◆ Entries shown:
◇ ◇ ◇ ◇
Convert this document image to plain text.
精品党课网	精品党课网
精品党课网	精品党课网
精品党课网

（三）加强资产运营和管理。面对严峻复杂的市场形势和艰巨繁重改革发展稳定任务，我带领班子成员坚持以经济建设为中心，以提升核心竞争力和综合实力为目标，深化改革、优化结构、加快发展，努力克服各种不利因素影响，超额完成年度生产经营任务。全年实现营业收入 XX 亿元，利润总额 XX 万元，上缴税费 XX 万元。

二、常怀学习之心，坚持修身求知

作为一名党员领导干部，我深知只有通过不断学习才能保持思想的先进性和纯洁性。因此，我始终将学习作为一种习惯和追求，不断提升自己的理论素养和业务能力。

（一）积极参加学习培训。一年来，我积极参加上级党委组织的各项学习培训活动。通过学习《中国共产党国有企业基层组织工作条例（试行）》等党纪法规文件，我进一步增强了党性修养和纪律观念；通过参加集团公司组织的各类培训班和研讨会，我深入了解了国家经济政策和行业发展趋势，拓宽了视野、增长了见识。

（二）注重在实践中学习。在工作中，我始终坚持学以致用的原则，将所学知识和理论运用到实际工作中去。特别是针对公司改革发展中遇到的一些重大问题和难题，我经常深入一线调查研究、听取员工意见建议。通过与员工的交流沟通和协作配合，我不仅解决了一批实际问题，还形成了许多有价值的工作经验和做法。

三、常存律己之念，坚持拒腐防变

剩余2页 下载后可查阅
◇ ◇ ◇ ◇
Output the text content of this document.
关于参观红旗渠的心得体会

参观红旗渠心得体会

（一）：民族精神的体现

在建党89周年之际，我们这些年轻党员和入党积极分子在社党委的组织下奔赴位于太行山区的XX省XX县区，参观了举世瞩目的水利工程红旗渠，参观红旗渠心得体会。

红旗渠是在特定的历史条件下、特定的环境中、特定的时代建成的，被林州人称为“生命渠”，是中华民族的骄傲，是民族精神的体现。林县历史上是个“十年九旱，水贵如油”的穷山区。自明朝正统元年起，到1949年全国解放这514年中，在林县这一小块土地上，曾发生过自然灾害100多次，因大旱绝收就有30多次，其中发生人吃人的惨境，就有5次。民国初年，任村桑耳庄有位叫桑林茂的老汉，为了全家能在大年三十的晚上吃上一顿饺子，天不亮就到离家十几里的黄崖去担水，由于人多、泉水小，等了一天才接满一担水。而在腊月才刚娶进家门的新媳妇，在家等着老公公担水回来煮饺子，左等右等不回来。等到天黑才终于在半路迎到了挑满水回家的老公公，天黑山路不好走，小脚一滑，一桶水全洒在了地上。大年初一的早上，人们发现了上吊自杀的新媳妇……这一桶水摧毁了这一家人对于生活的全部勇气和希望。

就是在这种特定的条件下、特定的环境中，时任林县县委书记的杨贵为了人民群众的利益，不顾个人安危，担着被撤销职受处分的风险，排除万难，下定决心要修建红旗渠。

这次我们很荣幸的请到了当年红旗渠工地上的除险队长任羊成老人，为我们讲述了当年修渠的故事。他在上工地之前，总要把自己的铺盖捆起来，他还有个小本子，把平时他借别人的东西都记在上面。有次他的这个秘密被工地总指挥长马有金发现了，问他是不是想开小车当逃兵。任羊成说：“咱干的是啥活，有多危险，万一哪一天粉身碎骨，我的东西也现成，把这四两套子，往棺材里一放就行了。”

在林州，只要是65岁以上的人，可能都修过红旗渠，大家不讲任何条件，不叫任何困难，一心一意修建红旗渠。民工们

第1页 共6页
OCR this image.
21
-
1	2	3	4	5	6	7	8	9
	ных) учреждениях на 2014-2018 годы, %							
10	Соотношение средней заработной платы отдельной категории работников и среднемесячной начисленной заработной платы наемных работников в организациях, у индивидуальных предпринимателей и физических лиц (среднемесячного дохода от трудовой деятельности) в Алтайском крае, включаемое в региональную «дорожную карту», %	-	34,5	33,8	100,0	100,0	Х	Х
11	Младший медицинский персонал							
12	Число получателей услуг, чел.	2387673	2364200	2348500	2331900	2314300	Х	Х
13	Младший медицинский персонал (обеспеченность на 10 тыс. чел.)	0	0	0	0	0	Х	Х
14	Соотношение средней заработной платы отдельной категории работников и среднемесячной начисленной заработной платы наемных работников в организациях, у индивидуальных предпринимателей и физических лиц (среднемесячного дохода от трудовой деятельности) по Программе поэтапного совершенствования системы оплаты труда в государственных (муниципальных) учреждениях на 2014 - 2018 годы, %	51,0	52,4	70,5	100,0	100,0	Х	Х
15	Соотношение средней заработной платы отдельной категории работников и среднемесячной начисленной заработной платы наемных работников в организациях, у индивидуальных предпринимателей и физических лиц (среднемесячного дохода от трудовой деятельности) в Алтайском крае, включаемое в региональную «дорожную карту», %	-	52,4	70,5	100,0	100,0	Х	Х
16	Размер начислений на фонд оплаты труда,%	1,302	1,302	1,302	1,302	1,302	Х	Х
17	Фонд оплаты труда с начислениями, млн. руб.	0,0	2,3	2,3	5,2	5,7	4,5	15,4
◇ ◇ ◇ ◇
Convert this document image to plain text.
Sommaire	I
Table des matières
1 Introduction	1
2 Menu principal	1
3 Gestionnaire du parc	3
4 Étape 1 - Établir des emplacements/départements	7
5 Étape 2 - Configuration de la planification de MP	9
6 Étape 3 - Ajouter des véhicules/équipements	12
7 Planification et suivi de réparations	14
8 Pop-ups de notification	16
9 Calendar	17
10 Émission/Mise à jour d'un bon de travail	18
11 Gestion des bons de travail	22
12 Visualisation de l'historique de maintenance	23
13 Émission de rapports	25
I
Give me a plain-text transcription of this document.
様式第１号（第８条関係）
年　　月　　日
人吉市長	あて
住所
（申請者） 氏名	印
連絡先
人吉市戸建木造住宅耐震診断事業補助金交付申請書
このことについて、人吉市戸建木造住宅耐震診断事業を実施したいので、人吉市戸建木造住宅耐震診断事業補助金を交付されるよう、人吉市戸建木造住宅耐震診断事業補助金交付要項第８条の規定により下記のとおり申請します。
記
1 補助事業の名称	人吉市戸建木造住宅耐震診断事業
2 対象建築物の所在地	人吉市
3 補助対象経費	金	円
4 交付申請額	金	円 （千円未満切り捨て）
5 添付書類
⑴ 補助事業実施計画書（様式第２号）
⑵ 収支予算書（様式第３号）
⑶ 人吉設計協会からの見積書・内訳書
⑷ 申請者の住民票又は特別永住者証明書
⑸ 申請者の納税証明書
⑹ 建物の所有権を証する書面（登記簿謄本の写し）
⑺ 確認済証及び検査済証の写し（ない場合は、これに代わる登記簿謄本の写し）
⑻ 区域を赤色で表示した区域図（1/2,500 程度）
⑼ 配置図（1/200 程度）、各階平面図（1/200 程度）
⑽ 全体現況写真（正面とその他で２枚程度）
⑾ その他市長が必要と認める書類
◇ ◇ ◇ ◇
◆ Brief: How many lines in these entries contain the string "Étape"? State the number and nothing more.

◆ Exercise result: 3